# [Material to process]
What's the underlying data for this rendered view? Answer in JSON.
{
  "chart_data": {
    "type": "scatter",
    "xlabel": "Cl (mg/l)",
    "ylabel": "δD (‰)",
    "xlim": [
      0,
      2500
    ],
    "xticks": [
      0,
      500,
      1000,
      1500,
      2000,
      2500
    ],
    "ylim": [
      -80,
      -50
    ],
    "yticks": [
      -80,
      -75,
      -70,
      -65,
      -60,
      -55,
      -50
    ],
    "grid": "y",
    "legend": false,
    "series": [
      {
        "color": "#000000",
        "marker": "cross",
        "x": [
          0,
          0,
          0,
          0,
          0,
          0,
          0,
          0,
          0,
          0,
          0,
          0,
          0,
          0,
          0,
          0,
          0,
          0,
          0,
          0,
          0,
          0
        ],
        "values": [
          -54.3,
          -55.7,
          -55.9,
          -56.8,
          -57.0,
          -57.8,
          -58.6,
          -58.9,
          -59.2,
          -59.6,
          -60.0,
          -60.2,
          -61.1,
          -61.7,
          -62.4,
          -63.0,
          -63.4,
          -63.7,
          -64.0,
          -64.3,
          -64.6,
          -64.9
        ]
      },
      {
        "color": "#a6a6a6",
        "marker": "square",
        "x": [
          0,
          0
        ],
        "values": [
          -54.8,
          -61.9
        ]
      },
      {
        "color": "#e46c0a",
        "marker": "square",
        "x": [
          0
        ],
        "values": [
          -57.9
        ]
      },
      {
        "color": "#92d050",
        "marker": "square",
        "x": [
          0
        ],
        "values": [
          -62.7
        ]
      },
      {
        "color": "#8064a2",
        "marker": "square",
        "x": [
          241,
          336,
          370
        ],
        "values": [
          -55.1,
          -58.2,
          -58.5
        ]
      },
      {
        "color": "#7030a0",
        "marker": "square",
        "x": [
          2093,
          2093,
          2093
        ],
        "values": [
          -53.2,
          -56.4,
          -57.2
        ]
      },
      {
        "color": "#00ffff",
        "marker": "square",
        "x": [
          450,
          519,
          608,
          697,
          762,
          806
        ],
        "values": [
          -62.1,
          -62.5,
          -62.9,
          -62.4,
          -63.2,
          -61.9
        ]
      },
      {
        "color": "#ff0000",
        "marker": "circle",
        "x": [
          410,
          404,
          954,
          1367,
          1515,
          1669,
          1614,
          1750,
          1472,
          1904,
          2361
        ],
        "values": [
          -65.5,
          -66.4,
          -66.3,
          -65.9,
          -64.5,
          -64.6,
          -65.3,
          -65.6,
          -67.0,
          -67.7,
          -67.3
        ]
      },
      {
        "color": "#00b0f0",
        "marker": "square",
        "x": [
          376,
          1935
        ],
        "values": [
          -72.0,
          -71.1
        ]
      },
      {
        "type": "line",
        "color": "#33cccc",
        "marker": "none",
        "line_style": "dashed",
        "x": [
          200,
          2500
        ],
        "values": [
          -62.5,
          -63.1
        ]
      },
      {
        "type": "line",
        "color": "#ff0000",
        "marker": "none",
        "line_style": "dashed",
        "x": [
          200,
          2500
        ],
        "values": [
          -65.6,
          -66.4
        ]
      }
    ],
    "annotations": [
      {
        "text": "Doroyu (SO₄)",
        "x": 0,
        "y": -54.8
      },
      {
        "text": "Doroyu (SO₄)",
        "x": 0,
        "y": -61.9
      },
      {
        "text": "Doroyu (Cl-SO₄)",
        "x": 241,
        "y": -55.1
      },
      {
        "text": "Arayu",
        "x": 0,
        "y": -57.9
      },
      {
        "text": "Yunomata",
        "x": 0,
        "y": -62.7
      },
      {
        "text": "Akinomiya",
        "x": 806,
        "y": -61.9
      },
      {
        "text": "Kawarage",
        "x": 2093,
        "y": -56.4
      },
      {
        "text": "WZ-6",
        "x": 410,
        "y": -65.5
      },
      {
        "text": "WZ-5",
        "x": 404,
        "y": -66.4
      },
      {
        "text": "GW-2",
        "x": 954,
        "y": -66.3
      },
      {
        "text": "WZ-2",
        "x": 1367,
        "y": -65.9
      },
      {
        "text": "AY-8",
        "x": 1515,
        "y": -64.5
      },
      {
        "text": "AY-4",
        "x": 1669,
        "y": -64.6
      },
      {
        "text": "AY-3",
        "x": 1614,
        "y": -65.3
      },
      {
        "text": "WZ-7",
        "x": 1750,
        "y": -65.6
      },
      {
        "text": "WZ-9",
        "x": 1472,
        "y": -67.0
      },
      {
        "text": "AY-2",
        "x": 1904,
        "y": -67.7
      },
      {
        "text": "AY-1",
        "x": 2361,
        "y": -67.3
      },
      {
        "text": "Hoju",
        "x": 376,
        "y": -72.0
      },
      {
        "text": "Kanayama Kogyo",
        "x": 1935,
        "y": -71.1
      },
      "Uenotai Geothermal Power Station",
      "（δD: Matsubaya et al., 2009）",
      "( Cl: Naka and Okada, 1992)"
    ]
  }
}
...
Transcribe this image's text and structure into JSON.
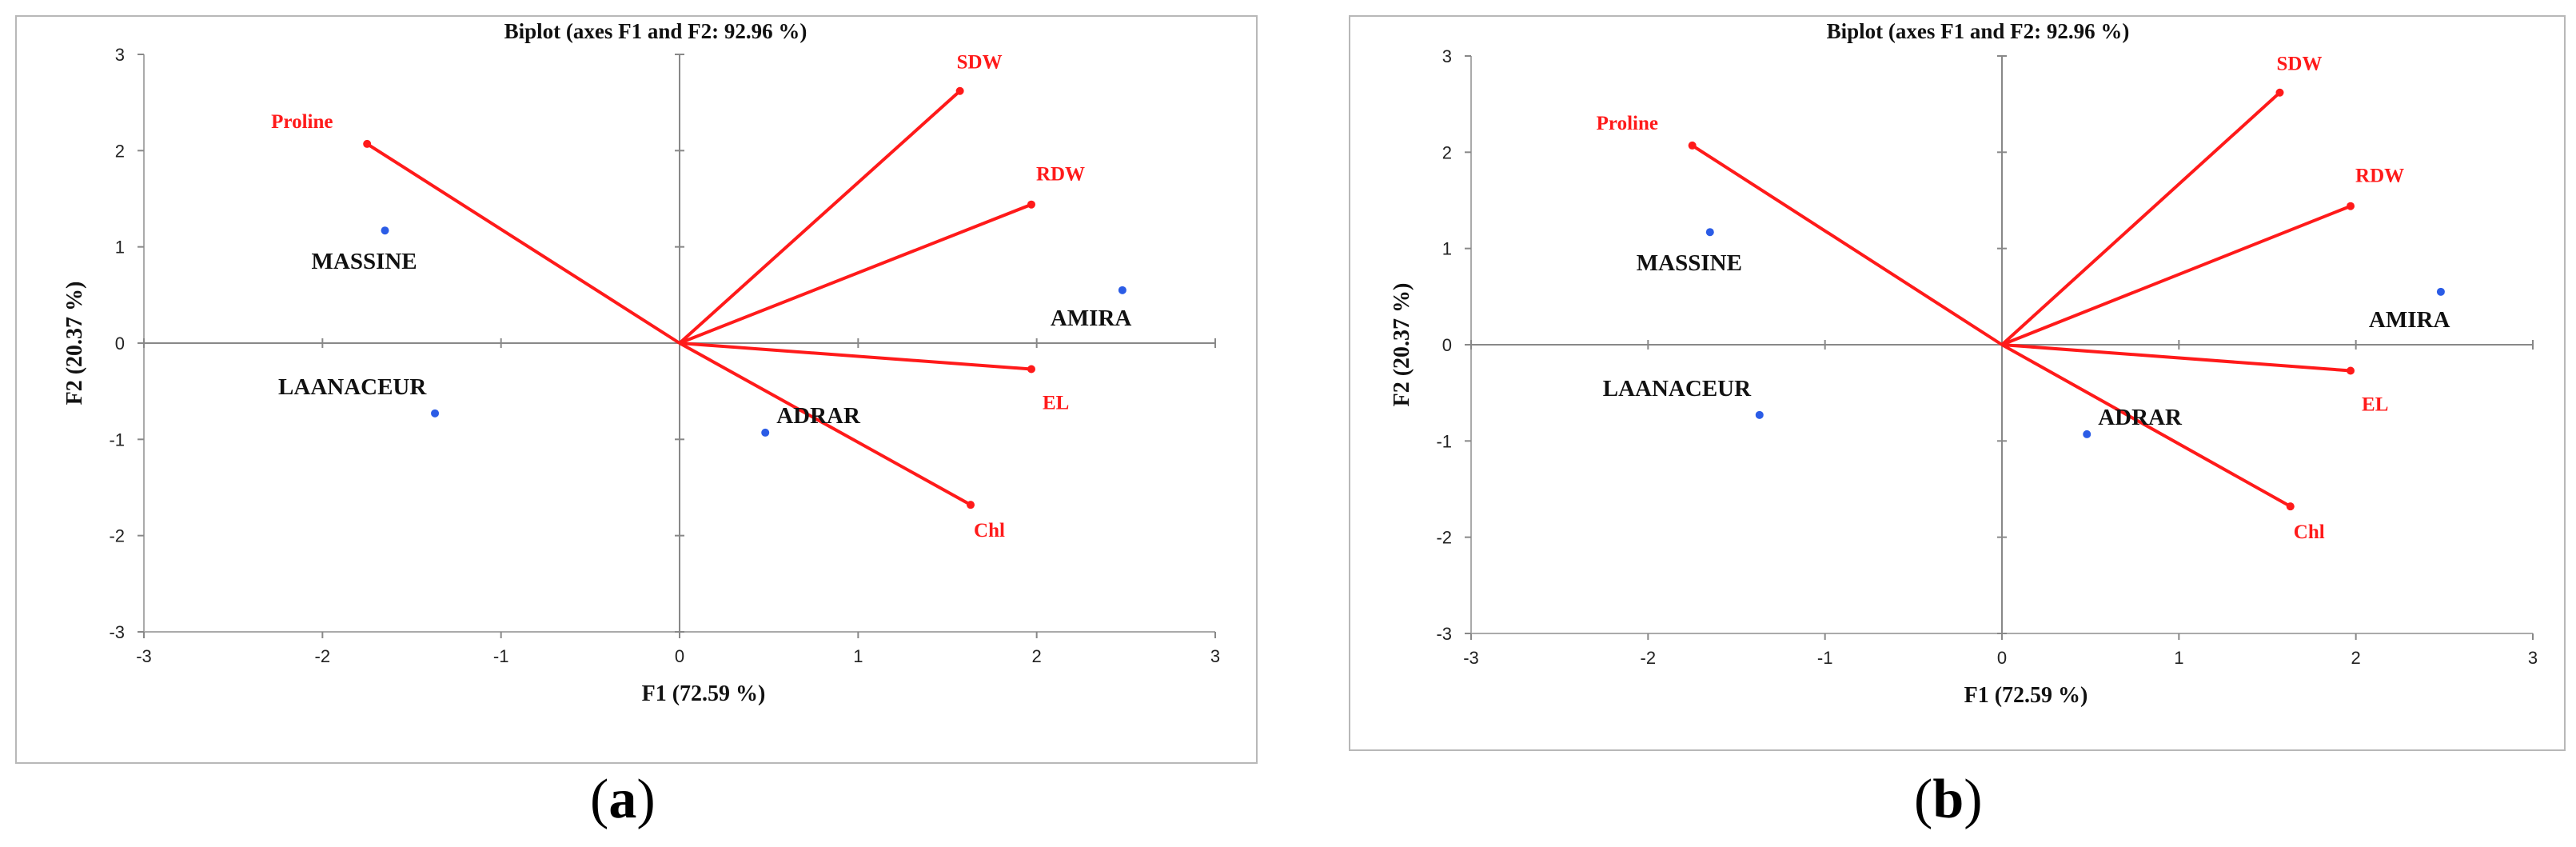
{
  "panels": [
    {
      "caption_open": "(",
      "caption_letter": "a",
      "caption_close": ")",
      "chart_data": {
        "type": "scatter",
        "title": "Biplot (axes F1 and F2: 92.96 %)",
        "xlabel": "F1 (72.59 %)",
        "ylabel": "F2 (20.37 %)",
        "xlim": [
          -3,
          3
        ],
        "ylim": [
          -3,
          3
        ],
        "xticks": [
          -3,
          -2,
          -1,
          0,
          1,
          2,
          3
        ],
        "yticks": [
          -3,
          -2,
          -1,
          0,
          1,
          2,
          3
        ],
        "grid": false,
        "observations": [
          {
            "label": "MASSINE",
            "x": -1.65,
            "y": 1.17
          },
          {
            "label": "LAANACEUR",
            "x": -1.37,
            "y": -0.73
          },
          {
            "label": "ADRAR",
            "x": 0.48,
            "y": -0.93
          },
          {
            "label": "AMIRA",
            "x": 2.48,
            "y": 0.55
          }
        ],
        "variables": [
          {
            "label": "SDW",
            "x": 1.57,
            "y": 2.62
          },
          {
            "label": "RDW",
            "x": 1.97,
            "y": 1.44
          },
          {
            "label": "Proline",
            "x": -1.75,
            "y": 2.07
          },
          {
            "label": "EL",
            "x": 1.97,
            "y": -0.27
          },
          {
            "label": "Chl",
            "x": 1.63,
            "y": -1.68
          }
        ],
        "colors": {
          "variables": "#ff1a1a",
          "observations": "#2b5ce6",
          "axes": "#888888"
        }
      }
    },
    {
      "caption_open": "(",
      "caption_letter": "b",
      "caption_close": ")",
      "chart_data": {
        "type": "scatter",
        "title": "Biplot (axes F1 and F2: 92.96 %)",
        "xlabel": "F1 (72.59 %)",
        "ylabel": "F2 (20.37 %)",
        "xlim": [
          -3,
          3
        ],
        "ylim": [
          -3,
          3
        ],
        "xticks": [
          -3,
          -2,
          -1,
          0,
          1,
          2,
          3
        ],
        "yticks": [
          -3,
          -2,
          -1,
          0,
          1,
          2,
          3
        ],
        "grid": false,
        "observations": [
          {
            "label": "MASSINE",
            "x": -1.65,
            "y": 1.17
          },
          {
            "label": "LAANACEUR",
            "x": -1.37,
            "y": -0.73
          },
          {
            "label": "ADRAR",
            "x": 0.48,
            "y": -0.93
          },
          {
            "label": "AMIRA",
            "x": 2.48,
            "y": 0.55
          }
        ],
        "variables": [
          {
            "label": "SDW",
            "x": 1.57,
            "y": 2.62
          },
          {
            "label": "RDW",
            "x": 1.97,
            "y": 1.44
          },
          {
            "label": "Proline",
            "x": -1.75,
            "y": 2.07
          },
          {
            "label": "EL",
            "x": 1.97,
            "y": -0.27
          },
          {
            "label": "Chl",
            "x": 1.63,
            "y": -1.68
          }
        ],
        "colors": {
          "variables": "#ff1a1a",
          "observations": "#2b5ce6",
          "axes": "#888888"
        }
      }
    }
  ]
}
---
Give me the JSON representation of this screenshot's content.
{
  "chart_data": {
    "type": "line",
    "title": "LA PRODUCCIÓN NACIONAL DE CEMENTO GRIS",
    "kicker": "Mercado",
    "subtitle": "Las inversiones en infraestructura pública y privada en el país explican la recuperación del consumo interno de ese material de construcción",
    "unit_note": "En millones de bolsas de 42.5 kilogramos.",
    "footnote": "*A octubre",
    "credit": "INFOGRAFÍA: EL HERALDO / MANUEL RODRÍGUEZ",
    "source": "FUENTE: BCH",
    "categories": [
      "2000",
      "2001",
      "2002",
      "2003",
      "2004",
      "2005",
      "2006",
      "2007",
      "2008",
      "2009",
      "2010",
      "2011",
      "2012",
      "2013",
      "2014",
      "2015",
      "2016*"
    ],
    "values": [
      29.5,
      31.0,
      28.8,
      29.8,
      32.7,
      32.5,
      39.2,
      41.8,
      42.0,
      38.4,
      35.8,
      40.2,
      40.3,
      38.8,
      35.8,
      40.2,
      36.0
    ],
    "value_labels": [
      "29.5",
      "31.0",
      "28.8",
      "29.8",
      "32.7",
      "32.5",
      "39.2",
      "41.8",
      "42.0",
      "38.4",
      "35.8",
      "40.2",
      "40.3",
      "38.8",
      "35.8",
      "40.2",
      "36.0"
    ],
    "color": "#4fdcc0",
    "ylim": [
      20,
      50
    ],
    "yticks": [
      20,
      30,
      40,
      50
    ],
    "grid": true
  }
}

# [What this task involves]
Single out each line of the records above with the string "grid" in it, and copy it.

# [Response to the task]
    "grid": "y",
        "grid": false,
        "grid": false,
    "grid": true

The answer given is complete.